== Data for the task ==
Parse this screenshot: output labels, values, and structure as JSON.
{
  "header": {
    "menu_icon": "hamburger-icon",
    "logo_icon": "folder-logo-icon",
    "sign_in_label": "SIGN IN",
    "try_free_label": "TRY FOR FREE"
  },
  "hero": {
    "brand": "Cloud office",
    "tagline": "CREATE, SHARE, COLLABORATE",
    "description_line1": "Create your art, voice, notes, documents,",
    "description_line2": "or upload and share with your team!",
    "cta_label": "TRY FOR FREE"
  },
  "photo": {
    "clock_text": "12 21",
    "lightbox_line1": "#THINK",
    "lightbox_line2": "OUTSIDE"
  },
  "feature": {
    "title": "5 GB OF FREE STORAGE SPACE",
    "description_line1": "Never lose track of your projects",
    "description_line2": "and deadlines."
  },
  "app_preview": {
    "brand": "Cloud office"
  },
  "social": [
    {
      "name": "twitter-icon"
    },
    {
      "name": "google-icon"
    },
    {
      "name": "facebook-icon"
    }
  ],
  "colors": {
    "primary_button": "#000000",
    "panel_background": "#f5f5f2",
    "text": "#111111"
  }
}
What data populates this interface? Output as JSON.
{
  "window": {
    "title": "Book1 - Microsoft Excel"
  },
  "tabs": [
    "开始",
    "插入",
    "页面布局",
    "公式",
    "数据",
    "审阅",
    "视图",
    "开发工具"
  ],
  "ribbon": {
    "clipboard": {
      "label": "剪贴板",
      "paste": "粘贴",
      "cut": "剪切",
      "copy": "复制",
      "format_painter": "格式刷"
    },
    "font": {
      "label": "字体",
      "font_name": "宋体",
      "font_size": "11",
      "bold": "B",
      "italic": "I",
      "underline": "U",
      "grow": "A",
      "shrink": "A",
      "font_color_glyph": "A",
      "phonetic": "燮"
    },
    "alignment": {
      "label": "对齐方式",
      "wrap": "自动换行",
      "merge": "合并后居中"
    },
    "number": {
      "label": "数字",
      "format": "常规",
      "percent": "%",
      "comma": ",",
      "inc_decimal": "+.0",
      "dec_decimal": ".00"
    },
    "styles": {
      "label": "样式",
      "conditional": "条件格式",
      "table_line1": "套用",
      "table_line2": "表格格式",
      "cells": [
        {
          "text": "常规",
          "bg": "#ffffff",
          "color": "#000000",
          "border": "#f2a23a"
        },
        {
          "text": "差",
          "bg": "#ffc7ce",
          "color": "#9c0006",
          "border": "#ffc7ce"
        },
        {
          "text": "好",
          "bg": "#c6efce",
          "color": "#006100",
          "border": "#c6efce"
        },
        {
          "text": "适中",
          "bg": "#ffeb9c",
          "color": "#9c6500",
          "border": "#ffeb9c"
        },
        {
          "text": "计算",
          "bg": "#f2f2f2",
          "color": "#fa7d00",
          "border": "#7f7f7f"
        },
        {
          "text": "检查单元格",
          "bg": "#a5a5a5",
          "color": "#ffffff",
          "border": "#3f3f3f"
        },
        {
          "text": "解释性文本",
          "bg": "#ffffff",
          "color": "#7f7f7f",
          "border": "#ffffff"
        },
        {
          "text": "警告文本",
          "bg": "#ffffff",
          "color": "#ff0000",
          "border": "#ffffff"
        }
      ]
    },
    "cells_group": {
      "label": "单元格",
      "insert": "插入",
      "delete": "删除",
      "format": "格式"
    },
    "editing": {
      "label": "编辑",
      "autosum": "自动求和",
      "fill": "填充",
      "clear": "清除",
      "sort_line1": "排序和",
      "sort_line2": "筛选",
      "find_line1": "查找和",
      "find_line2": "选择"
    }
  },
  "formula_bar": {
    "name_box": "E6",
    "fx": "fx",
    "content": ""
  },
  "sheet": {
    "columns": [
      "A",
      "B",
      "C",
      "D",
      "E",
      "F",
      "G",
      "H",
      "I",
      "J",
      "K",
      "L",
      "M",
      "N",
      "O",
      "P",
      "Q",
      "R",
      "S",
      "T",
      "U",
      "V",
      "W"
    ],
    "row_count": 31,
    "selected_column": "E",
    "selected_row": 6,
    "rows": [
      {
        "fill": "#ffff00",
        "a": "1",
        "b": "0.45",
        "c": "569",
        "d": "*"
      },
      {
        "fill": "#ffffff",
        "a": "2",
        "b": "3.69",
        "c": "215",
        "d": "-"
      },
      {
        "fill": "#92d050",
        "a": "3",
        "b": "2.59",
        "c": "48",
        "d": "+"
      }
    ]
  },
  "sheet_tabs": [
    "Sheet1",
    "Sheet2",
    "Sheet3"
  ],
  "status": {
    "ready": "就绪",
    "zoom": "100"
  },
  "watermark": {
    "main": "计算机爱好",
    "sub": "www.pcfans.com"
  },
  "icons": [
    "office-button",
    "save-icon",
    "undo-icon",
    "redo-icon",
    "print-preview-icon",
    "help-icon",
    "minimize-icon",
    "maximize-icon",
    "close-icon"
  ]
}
===
Return every line of the preceding records in which the word "border" appears.

          "border": "#f2a23a"
          "border": "#ffc7ce"
          "border": "#c6efce"
          "border": "#ffeb9c"
          "border": "#7f7f7f"
          "border": "#3f3f3f"
          "border": "#ffffff"
          "border": "#ffffff"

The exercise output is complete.